=== ACTIVITY ===
Copy each line of the data that has "implemented" in it.

=== SUPPLIED ENTRIES ===
□ □ □ □ □
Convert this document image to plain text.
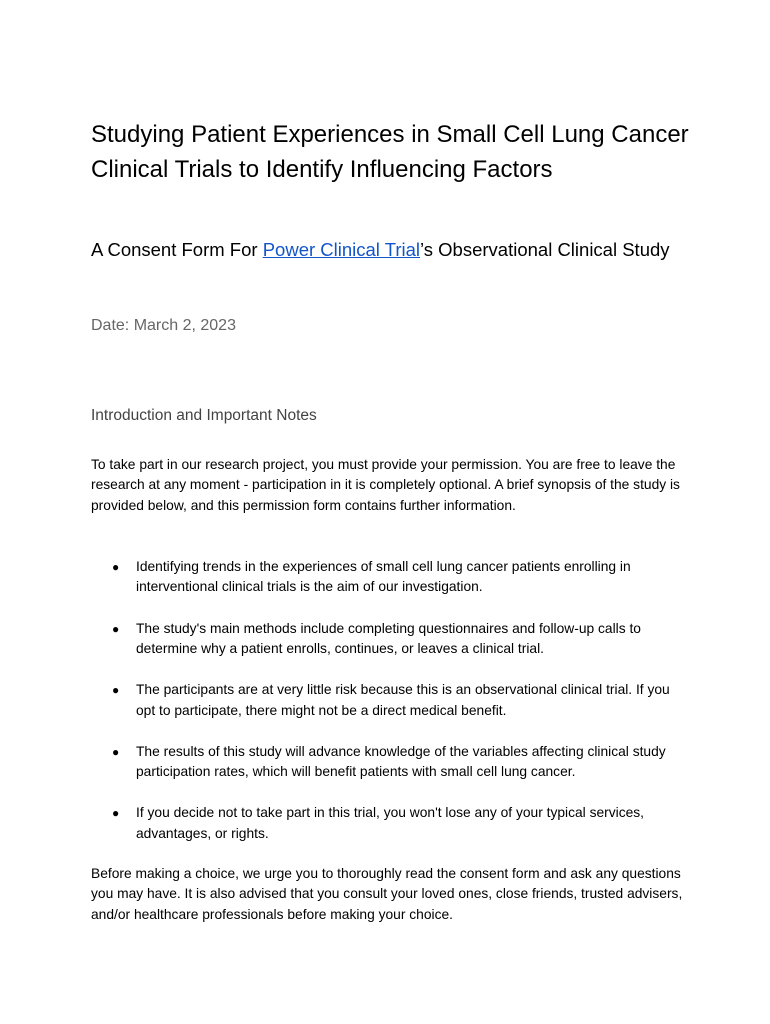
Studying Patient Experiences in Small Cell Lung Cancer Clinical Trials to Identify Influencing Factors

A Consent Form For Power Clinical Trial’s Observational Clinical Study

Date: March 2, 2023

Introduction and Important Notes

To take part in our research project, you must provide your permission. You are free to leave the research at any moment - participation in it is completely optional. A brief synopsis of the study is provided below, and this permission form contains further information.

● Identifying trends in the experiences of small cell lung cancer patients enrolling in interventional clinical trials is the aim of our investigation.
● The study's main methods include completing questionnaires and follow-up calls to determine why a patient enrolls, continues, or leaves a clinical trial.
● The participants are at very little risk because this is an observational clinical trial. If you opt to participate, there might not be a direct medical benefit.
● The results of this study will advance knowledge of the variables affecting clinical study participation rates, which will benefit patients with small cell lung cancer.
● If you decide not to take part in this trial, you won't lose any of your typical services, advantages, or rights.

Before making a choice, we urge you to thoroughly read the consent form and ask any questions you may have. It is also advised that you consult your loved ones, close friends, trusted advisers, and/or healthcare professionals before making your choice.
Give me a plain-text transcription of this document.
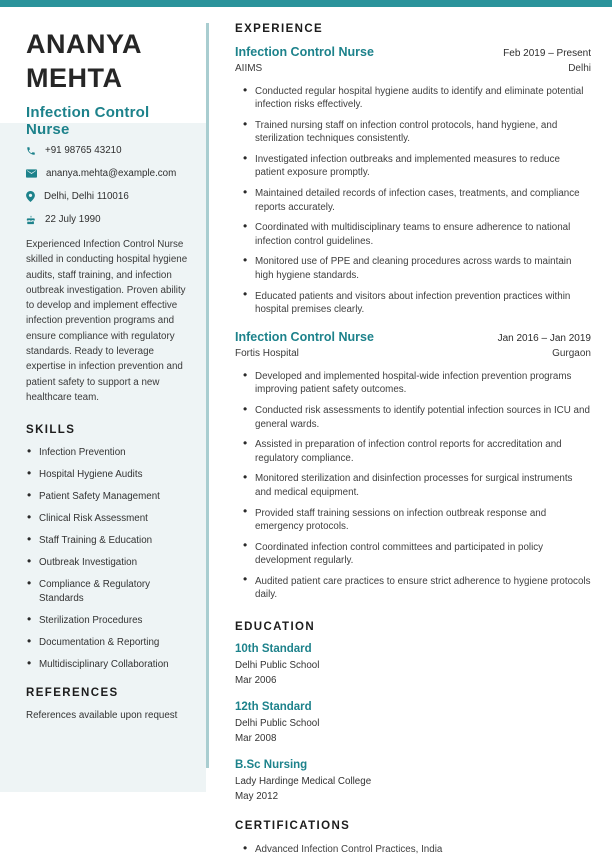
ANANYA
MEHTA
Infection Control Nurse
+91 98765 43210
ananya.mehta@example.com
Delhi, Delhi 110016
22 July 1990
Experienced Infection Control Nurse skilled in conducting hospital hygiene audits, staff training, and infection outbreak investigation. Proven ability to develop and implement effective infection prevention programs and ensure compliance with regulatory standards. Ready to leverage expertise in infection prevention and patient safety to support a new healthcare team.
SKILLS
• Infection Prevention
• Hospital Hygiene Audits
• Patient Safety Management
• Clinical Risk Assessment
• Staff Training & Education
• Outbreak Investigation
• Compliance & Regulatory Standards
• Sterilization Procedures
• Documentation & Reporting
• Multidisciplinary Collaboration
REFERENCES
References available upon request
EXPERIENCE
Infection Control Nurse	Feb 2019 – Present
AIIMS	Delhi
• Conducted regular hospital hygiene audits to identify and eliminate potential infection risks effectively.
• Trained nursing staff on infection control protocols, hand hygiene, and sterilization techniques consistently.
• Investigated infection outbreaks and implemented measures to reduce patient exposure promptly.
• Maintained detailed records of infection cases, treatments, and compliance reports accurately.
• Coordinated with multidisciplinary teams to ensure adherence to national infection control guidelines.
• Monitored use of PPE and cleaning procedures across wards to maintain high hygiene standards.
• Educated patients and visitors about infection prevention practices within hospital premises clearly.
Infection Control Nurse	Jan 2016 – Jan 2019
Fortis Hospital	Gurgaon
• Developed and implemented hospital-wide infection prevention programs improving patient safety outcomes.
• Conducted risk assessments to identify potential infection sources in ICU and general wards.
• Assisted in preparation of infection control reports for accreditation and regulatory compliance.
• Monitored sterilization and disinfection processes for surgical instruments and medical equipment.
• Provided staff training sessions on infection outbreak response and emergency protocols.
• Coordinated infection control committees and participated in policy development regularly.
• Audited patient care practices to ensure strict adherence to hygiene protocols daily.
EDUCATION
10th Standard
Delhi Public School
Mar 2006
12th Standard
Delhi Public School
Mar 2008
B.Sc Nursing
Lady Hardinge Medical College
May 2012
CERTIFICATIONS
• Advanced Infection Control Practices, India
□ □ □ □ □
=== ANSWER TO THE EXERCISE ===
• Investigated infection outbreaks and implemented measures to reduce patient exposure promptly.
• Developed and implemented hospital-wide infection prevention programs improving patient safety outcomes.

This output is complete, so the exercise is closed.